» **Request**: Gather all lines from the material that contain "Заметим".

» **Entries**:
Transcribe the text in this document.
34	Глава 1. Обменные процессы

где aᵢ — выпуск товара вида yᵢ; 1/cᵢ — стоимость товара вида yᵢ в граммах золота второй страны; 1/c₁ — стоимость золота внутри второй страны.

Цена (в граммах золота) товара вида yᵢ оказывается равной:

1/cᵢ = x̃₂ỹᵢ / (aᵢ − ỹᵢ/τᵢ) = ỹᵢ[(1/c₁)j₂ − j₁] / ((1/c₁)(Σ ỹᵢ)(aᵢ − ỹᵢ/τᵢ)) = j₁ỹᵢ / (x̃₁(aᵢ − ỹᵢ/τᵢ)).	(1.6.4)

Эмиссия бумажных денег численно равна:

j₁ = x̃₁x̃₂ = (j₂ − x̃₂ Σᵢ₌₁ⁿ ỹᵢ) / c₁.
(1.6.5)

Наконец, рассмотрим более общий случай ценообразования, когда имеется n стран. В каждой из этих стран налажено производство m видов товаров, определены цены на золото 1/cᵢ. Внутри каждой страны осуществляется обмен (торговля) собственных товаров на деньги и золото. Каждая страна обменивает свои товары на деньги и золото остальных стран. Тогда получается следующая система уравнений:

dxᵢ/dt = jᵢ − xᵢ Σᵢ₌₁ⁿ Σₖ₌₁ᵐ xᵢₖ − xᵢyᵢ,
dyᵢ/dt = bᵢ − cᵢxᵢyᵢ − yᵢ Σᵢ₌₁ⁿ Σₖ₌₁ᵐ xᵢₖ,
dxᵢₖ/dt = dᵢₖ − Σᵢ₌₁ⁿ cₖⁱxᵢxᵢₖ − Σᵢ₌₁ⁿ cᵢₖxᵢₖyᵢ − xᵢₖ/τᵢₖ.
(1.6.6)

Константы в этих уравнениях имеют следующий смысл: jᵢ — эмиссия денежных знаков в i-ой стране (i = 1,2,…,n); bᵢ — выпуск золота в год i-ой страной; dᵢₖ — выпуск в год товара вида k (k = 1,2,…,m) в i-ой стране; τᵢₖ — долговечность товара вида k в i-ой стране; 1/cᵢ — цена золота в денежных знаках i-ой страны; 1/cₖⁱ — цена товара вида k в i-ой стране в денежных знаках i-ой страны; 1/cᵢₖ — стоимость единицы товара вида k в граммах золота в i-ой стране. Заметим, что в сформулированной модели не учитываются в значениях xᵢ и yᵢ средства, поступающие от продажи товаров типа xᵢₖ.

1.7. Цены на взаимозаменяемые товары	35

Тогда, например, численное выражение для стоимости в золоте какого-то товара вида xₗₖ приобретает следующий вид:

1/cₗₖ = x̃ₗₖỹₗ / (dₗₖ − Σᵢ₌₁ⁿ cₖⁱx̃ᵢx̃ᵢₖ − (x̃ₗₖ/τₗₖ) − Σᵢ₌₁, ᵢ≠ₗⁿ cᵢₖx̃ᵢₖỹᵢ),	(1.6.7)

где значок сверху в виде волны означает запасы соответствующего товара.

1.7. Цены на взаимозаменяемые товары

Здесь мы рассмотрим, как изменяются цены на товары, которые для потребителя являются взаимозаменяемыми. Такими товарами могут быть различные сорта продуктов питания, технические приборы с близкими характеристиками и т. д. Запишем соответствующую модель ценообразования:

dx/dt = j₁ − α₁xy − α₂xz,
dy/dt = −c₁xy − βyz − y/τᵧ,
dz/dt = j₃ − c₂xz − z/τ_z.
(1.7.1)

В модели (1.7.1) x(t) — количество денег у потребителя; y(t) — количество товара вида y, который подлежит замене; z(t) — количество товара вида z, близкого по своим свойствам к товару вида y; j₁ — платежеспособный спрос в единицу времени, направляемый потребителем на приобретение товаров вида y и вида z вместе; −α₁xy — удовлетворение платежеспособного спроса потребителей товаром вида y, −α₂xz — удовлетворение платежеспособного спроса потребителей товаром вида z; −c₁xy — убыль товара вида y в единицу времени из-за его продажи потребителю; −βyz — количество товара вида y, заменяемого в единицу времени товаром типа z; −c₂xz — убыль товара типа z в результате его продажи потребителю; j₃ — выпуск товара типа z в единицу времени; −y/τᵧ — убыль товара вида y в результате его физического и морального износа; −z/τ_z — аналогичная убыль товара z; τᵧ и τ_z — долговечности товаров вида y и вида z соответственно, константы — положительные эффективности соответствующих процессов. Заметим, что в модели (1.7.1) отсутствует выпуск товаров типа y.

» **Solution to the exercise**:
Константы в этих уравнениях имеют следующий смысл: jᵢ — эмиссия денежных знаков в i-ой стране (i = 1,2,…,n); bᵢ — выпуск золота в год i-ой страной; dᵢₖ — выпуск в год товара вида k (k = 1,2,…,m) в i-ой стране; τᵢₖ — долговечность товара вида k в i-ой стране; 1/cᵢ — цена золота в денежных знаках i-ой страны; 1/cₖⁱ — цена товара вида k в i-ой стране в денежных знаках i-ой страны; 1/cᵢₖ — стоимость единицы товара вида k в граммах золота в i-ой стране. Заметим, что в сформулированной модели не учитываются в значениях xᵢ и yᵢ средства, поступающие от продажи товаров типа xᵢₖ.
В модели (1.7.1) x(t) — количество денег у потребителя; y(t) — количество товара вида y, который подлежит замене; z(t) — количество товара вида z, близкого по своим свойствам к товару вида y; j₁ — платежеспособный спрос в единицу времени, направляемый потребителем на приобретение товаров вида y и вида z вместе; −α₁xy — удовлетворение платежеспособного спроса потребителей товаром вида y, −α₂xz — удовлетворение платежеспособного спроса потребителей товаром вида z; −c₁xy — убыль товара вида y в единицу времени из-за его продажи потребителю; −βyz — количество товара вида y, заменяемого в единицу времени товаром типа z; −c₂xz — убыль товара типа z в результате его продажи потребителю; j₃ — выпуск товара типа z в единицу времени; −y/τᵧ — убыль товара вида y в результате его физического и морального износа; −z/τ_z — аналогичная убыль товара z; τᵧ и τ_z — долговечности товаров вида y и вида z соответственно, константы — положительные эффективности соответствующих процессов. Заметим, что в модели (1.7.1) отсутствует выпуск товаров типа y.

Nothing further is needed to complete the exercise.